- _Выбранный отрывок_:
____

Маршалл Берман. Все твердое растворяется в воздухе. Опыт модерности. М.: Горизонталь, 2020. Содержание
Дух и буква «Манифеста Коммунистической партии»
Название книги Бермана — прямая цитата из первой главы «Манифеста Коммунистической партии» Маркса и Энгельса, которую, впрочем, не получится отыскать в каноническом русском переводе этой работы, еще в 1882 году выполненном Георгием Плехановым. «Все сословное и застойное исчезает» — так «отец русского марксизма» практически слово в слово перевел фразу из «Манифеста», которая в оригинале звучит как аlles Ständische und Stehende verdampft. Однако Берман использовал столь же канонический, но уже для английской традиции перевод Сэмюэля Мура 1888 года, где этот пассаж получил весьма вольную интерпретацию: аll that is solid melts into air.
Почему Плеханов последовал за буквой «Манифеста», а Мур попытался передать его дух, в целом понятно. Для российского читателя конца XIX века — как и для немецкого несколькими десятилетиями ранее — слово «сословный» (Ständisch) было совершенно определенным маркером, напоминавшим об устройстве современного им общества. Английское общество победившего либерального капитализма в то время, когда Мур переводил «Манифест», уже давно не было сословным, поэтому и перевод получился метафорическим.
Однако упрекать Бермана в том, что он не учел контекст оригинала самой известной работы Маркса и Энгельса, вряд ли стоит. Из этого не совсем точного перевода он извлекает целую концепцию Модерна, а заодно убедительно доказывает, что Маркс, на первый взгляд имеющий с модернизмом мало что общего, как раз и был одной из главных модернистских фигур. Достаточно вспомнить, что рафинированный модернист Бодлер тоже стоял на баррикадах европейской революции 1848 года, прологом к которой стал манифест Маркса и Энгельса.
«Я определяю модернизм как любую попытку современных людей стать субъектами, а вместе с тем и объектами модернизации, понять современный мир и найти свое место в нем» — на первый взгляд определение модернизма, которое дает Берман в самом начале своей книги, кажется тавтологичным. Отчасти понять, почему оно именно такое, помогает контекст, в котором создавалась книга — сборник эссе 1977–1981 годов.
Прежде всего, книга Бермана — это рефлексия о «всемирной революции» 1968 года, к которой он имел непосредственное отношение как участник протестов против войны во Вьетнаме (и в том же году он защитил докторскую диссертацию в Гарварде). Движение 1968 года во многом было антимодернистским — по крайней мере, в США, где одним из предвосхитивших городские бунты манифестом стала знаменитая книга Джейн Джекобс «Смерть и жизнь больших американских городов», где изображались плачевные последствия вторжения «высокого» послевоенного модернизма в органически сложившуюся урбанистическую ткань.

____

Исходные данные
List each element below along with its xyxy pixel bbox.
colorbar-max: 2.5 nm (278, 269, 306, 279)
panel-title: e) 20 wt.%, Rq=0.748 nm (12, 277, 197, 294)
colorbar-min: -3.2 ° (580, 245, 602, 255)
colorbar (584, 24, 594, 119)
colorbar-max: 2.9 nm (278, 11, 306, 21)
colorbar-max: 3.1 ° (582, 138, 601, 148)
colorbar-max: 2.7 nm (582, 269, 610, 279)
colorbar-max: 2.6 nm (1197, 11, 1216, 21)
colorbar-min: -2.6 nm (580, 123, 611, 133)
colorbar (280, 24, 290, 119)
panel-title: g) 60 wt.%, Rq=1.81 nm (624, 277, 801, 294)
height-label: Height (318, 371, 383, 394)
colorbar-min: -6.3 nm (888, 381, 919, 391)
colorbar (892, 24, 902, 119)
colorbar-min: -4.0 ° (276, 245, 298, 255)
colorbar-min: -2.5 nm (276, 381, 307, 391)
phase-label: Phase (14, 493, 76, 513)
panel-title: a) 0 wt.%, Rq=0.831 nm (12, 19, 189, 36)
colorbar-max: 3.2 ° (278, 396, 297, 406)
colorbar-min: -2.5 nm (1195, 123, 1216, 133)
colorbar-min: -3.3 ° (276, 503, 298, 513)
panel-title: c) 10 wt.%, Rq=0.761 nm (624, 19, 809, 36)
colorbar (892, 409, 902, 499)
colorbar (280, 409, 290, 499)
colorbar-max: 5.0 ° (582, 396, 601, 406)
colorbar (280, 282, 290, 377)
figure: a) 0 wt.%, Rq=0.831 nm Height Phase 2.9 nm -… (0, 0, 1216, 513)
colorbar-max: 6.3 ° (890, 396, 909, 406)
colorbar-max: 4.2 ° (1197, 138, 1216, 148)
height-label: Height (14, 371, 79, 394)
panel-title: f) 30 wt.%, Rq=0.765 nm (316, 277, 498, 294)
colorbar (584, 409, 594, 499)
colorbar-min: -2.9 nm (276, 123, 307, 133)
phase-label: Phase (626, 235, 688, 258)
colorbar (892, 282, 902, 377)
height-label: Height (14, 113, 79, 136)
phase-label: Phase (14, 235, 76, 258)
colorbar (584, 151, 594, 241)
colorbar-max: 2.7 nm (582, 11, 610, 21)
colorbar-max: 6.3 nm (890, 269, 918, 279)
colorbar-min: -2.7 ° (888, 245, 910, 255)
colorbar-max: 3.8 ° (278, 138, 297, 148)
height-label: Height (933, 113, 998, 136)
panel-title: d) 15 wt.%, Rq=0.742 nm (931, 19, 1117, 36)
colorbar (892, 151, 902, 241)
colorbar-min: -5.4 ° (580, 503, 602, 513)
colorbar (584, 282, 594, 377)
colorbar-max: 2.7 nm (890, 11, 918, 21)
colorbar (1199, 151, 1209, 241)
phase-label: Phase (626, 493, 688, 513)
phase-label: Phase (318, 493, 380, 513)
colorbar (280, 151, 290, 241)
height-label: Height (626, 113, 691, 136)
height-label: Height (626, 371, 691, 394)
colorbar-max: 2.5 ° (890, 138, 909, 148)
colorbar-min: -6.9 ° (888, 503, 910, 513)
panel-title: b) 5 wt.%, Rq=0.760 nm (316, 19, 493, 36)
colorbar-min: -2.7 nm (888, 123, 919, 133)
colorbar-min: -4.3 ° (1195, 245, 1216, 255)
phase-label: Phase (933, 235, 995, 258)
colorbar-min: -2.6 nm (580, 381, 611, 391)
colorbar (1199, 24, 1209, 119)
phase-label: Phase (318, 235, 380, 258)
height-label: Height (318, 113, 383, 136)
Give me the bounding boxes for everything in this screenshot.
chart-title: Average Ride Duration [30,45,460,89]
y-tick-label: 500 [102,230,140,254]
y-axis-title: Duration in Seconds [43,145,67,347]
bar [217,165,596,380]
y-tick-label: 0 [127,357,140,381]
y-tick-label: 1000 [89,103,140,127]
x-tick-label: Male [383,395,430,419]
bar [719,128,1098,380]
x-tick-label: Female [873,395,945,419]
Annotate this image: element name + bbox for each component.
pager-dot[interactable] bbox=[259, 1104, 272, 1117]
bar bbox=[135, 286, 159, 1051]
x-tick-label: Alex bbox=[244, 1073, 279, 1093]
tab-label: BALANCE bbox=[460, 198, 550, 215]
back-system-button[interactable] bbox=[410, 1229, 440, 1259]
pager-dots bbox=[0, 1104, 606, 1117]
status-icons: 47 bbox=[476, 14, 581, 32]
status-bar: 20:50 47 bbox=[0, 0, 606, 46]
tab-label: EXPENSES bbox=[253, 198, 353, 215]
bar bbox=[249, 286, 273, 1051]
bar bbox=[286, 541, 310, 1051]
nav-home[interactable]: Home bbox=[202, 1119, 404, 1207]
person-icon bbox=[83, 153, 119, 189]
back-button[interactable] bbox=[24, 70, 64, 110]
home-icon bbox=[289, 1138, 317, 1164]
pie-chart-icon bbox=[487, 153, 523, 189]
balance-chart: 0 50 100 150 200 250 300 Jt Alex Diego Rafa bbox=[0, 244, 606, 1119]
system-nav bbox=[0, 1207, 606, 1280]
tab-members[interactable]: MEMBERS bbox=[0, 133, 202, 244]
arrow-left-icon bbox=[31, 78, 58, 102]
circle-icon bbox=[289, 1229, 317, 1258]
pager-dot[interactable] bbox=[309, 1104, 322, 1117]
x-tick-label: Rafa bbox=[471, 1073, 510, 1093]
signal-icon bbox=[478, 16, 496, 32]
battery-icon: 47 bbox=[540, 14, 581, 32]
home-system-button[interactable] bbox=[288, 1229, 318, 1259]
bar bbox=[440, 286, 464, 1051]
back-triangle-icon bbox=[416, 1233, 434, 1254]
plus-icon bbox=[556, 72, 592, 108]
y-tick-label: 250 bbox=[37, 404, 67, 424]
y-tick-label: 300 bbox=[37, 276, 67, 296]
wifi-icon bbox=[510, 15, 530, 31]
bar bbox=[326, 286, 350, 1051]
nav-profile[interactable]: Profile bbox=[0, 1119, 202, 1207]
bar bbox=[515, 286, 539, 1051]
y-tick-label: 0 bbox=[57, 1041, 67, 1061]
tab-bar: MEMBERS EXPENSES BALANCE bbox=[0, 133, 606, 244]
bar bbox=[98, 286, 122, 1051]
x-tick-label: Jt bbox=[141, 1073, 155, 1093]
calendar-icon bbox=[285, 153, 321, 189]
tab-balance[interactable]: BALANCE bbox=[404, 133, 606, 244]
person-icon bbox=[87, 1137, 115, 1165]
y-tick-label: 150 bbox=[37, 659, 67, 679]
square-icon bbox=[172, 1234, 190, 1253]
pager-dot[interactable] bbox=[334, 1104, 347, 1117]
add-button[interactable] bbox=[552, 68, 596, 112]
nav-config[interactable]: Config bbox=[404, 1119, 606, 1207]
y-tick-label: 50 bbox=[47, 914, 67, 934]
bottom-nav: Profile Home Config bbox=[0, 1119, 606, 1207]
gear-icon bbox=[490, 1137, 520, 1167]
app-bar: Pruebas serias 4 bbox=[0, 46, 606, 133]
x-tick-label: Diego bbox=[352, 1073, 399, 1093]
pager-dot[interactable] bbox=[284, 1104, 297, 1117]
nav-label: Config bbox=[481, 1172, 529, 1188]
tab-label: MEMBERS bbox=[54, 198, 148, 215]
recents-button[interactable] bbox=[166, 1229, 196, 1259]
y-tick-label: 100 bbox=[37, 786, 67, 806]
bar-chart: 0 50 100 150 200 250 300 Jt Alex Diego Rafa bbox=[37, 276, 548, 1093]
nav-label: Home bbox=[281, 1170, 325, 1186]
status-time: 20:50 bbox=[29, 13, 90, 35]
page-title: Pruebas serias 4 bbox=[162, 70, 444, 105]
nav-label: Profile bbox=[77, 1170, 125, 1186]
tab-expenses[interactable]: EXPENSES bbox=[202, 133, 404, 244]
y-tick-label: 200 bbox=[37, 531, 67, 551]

____

В каком году, согласно тексту о книге Маршалла Бермана, вышел перевод «Манифеста» Сэмюэля Мура, которым пользовался Берман? Строки здесь не понадобятся.

- _Полное решение_: В 1888 году.